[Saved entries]
▬▬▬

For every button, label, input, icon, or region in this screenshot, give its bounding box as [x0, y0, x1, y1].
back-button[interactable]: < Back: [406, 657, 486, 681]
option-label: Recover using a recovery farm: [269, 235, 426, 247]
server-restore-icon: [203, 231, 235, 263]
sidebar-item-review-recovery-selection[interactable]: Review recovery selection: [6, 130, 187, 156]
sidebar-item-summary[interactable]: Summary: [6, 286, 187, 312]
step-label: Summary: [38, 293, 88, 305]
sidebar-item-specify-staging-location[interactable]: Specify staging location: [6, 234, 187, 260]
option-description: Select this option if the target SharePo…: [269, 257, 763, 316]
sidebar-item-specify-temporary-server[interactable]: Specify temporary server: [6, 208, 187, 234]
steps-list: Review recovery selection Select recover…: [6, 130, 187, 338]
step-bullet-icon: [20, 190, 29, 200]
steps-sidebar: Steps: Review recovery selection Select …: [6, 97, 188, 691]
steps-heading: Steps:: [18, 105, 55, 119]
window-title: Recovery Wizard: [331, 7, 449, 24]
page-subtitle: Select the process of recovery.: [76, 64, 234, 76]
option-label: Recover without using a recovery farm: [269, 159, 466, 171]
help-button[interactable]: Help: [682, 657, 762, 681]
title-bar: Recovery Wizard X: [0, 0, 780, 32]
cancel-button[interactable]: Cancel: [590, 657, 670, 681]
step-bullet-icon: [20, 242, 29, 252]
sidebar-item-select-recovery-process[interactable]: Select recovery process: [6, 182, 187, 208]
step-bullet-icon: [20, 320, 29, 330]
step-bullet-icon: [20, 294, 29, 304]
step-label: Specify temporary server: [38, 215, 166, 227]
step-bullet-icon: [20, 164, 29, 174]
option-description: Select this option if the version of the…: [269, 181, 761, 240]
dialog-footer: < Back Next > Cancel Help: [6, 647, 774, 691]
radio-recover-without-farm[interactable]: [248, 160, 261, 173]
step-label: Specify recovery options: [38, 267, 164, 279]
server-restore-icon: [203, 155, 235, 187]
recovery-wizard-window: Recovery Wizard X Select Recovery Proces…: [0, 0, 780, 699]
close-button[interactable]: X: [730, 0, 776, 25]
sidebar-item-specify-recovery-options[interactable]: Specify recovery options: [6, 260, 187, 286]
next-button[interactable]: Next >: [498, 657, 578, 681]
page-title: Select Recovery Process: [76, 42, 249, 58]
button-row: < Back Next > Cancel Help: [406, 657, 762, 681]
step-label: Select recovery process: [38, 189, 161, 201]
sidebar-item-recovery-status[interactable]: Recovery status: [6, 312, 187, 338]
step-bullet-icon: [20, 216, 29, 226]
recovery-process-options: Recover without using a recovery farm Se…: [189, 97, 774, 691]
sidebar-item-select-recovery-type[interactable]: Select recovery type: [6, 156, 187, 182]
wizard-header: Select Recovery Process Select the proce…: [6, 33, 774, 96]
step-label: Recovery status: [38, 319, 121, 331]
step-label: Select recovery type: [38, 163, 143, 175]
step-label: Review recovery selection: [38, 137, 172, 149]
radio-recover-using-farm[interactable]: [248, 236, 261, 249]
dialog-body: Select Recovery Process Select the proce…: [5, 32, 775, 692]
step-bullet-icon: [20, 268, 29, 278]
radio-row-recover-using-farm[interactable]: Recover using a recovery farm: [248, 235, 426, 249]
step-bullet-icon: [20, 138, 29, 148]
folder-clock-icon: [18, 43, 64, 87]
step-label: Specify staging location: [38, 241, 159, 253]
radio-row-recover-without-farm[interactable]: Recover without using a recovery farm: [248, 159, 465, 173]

▬▬▬

**Given problem:** Copy out each of the rows above word for word.

**Answer below:**
For every button, label, input, icon, or region in this screenshot, give its bounding box as [x0, y0, x1, y1].
back-button[interactable]: < Back: [406, 657, 486, 681]
option-label: Recover using a recovery farm: [269, 235, 426, 247]
server-restore-icon: [203, 231, 235, 263]
sidebar-item-review-recovery-selection[interactable]: Review recovery selection: [6, 130, 187, 156]
sidebar-item-summary[interactable]: Summary: [6, 286, 187, 312]
step-label: Summary: [38, 293, 88, 305]
sidebar-item-specify-staging-location[interactable]: Specify staging location: [6, 234, 187, 260]
option-description: Select this option if the target SharePo…: [269, 257, 763, 316]
sidebar-item-specify-temporary-server[interactable]: Specify temporary server: [6, 208, 187, 234]
steps-list: Review recovery selection Select recover…: [6, 130, 187, 338]
step-bullet-icon: [20, 190, 29, 200]
steps-sidebar: Steps: Review recovery selection Select …: [6, 97, 188, 691]
steps-heading: Steps:: [18, 105, 55, 119]
window-title: Recovery Wizard: [331, 7, 449, 24]
page-subtitle: Select the process of recovery.: [76, 64, 234, 76]
option-label: Recover without using a recovery farm: [269, 159, 466, 171]
help-button[interactable]: Help: [682, 657, 762, 681]
title-bar: Recovery Wizard X: [0, 0, 780, 32]
cancel-button[interactable]: Cancel: [590, 657, 670, 681]
step-bullet-icon: [20, 242, 29, 252]
sidebar-item-select-recovery-process[interactable]: Select recovery process: [6, 182, 187, 208]
step-bullet-icon: [20, 320, 29, 330]
step-bullet-icon: [20, 294, 29, 304]
step-label: Specify temporary server: [38, 215, 166, 227]
step-bullet-icon: [20, 164, 29, 174]
option-description: Select this option if the version of the…: [269, 181, 761, 240]
dialog-footer: < Back Next > Cancel Help: [6, 647, 774, 691]
radio-recover-without-farm[interactable]: [248, 160, 261, 173]
step-label: Specify recovery options: [38, 267, 164, 279]
server-restore-icon: [203, 155, 235, 187]
recovery-wizard-window: Recovery Wizard X Select Recovery Proces…: [0, 0, 780, 699]
close-button[interactable]: X: [730, 0, 776, 25]
sidebar-item-specify-recovery-options[interactable]: Specify recovery options: [6, 260, 187, 286]
next-button[interactable]: Next >: [498, 657, 578, 681]
page-title: Select Recovery Process: [76, 42, 249, 58]
button-row: < Back Next > Cancel Help: [406, 657, 762, 681]
step-label: Select recovery process: [38, 189, 161, 201]
sidebar-item-recovery-status[interactable]: Recovery status: [6, 312, 187, 338]
step-bullet-icon: [20, 216, 29, 226]
recovery-process-options: Recover without using a recovery farm Se…: [189, 97, 774, 691]
sidebar-item-select-recovery-type[interactable]: Select recovery type: [6, 156, 187, 182]
wizard-header: Select Recovery Process Select the proce…: [6, 33, 774, 96]
step-label: Recovery status: [38, 319, 121, 331]
step-label: Select recovery type: [38, 163, 143, 175]
step-label: Review recovery selection: [38, 137, 172, 149]
radio-recover-using-farm[interactable]: [248, 236, 261, 249]
dialog-body: Select Recovery Process Select the proce…: [5, 32, 775, 692]
step-bullet-icon: [20, 268, 29, 278]
radio-row-recover-using-farm[interactable]: Recover using a recovery farm: [248, 235, 426, 249]
step-bullet-icon: [20, 138, 29, 148]
folder-clock-icon: [18, 43, 64, 87]
step-label: Specify staging location: [38, 241, 159, 253]
radio-row-recover-without-farm[interactable]: Recover without using a recovery farm: [248, 159, 465, 173]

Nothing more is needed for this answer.